● Work to do:
Where a line contains the string "title", copy that line.

● Records for the exercise:
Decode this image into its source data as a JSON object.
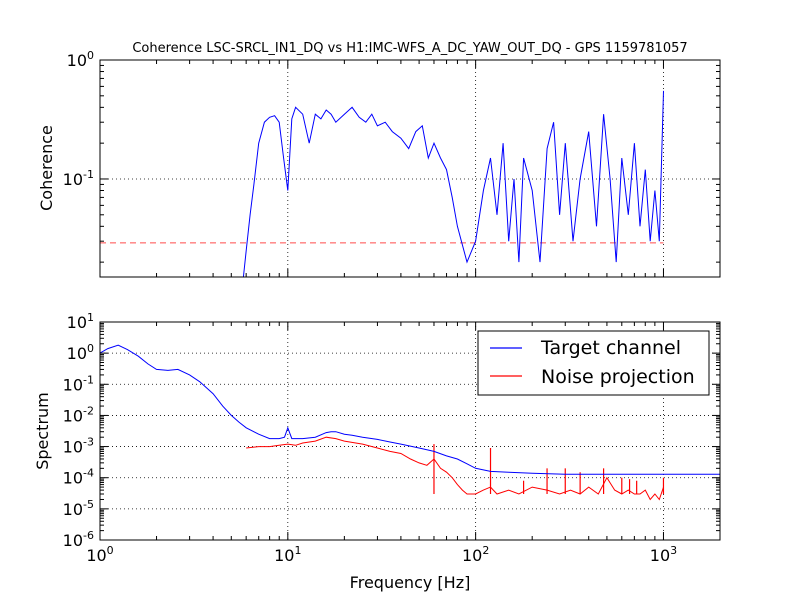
{
  "chart_data": [
    {
      "type": "line",
      "title": "Coherence LSC-SRCL_IN1_DQ vs H1:IMC-WFS_A_DC_YAW_OUT_DQ - GPS 1159781057",
      "xlabel": "",
      "ylabel": "Coherence",
      "xscale": "log",
      "yscale": "log",
      "xlim": [
        1,
        2000
      ],
      "ylim": [
        0.015,
        1
      ],
      "ytick_labels": [
        "10^-1",
        "10^0"
      ],
      "grid": true,
      "color": "#0000ff",
      "threshold": {
        "value": 0.029,
        "color": "#ff0000",
        "style": "dashed",
        "x_range": [
          1,
          1000
        ]
      },
      "series": [
        {
          "x": [
            5.8,
            6.0,
            6.3,
            6.6,
            7.0,
            7.5,
            8.0,
            8.5,
            9.0,
            9.5,
            10.0,
            10.5,
            11.0,
            12,
            13,
            14,
            15,
            16,
            17,
            18,
            20,
            22,
            24,
            26,
            28,
            30,
            33,
            36,
            40,
            44,
            48,
            52,
            56,
            60,
            65,
            70,
            75,
            80,
            90,
            100,
            110,
            120,
            130,
            140,
            150,
            160,
            170,
            180,
            200,
            220,
            240,
            260,
            280,
            300,
            330,
            360,
            400,
            440,
            480,
            520,
            560,
            600,
            650,
            700,
            750,
            800,
            850,
            900,
            950,
            1000
          ],
          "y": [
            0.015,
            0.025,
            0.05,
            0.09,
            0.2,
            0.3,
            0.33,
            0.34,
            0.3,
            0.15,
            0.08,
            0.32,
            0.4,
            0.35,
            0.2,
            0.35,
            0.32,
            0.38,
            0.35,
            0.3,
            0.35,
            0.4,
            0.33,
            0.3,
            0.35,
            0.28,
            0.3,
            0.25,
            0.22,
            0.18,
            0.25,
            0.28,
            0.15,
            0.2,
            0.15,
            0.12,
            0.07,
            0.04,
            0.02,
            0.03,
            0.08,
            0.15,
            0.05,
            0.2,
            0.03,
            0.1,
            0.02,
            0.15,
            0.08,
            0.02,
            0.18,
            0.3,
            0.05,
            0.2,
            0.03,
            0.1,
            0.25,
            0.04,
            0.35,
            0.1,
            0.02,
            0.15,
            0.05,
            0.2,
            0.04,
            0.12,
            0.03,
            0.08,
            0.03,
            0.55
          ]
        }
      ]
    },
    {
      "type": "line",
      "title": "",
      "xlabel": "Frequency [Hz]",
      "ylabel": "Spectrum",
      "xscale": "log",
      "yscale": "log",
      "xlim": [
        1,
        2000
      ],
      "ylim": [
        1e-06,
        10
      ],
      "xtick_labels": [
        "10^0",
        "10^1",
        "10^2",
        "10^3"
      ],
      "ytick_labels": [
        "10^-6",
        "10^-5",
        "10^-4",
        "10^-3",
        "10^-2",
        "10^-1",
        "10^0",
        "10^1"
      ],
      "grid": true,
      "legend": "top-right",
      "series": [
        {
          "name": "Target channel",
          "color": "#0000ff",
          "x": [
            1.0,
            1.1,
            1.25,
            1.4,
            1.6,
            1.8,
            2.0,
            2.3,
            2.6,
            3.0,
            3.4,
            4.0,
            4.5,
            5.0,
            5.5,
            6.0,
            7.0,
            8.0,
            9.0,
            9.6,
            10.0,
            10.5,
            12,
            14,
            16,
            17,
            18,
            20,
            22,
            25,
            30,
            35,
            40,
            50,
            60,
            70,
            80,
            90,
            100,
            120,
            150,
            200,
            300,
            500,
            700,
            1000,
            1500,
            2000
          ],
          "y": [
            1.0,
            1.4,
            1.8,
            1.3,
            0.8,
            0.45,
            0.3,
            0.28,
            0.3,
            0.2,
            0.12,
            0.05,
            0.02,
            0.01,
            0.006,
            0.004,
            0.0025,
            0.0018,
            0.0018,
            0.002,
            0.004,
            0.0018,
            0.0018,
            0.002,
            0.0028,
            0.003,
            0.003,
            0.0025,
            0.0023,
            0.002,
            0.0017,
            0.0014,
            0.0012,
            0.0009,
            0.0007,
            0.0005,
            0.0004,
            0.00028,
            0.0002,
            0.00016,
            0.00015,
            0.00014,
            0.00013,
            0.00013,
            0.00013,
            0.00013,
            0.00013,
            0.00013
          ]
        },
        {
          "name": "Noise projection",
          "color": "#ff0000",
          "x": [
            6.0,
            7.0,
            8.0,
            9.0,
            10.0,
            11,
            12,
            14,
            16,
            18,
            20,
            25,
            30,
            35,
            40,
            45,
            50,
            55,
            60,
            65,
            70,
            75,
            80,
            85,
            90,
            100,
            110,
            120,
            130,
            150,
            170,
            200,
            240,
            280,
            320,
            360,
            400,
            450,
            500,
            550,
            600,
            650,
            700,
            750,
            800,
            850,
            900,
            950,
            1000
          ],
          "y": [
            0.0009,
            0.001,
            0.001,
            0.0011,
            0.0012,
            0.0011,
            0.0013,
            0.0015,
            0.002,
            0.0018,
            0.0015,
            0.0012,
            0.0009,
            0.0007,
            0.0006,
            0.0004,
            0.0003,
            0.00025,
            0.0004,
            0.0002,
            0.00015,
            0.0001,
            6e-05,
            4e-05,
            3e-05,
            3e-05,
            4e-05,
            5e-05,
            3e-05,
            4e-05,
            3e-05,
            5e-05,
            4e-05,
            3e-05,
            4e-05,
            3e-05,
            5e-05,
            3e-05,
            0.0001,
            4e-05,
            3e-05,
            4e-05,
            3e-05,
            3e-05,
            4e-05,
            2e-05,
            3e-05,
            2e-05,
            5e-05
          ]
        }
      ],
      "peaks": {
        "color": "#ff0000",
        "x": [
          60,
          120,
          180,
          240,
          300,
          360,
          480,
          600,
          660,
          720,
          1000
        ],
        "y": [
          0.0012,
          0.0009,
          8e-05,
          0.0002,
          0.0002,
          0.00015,
          0.0002,
          0.0001,
          9e-05,
          8e-05,
          0.0001
        ]
      }
    }
  ]
}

● Solution to the exercise:
      "title": "Coherence LSC-SRCL_IN1_DQ vs H1:IMC-WFS_A_DC_YAW_OUT_DQ - GPS 1159781057",
      "title": "",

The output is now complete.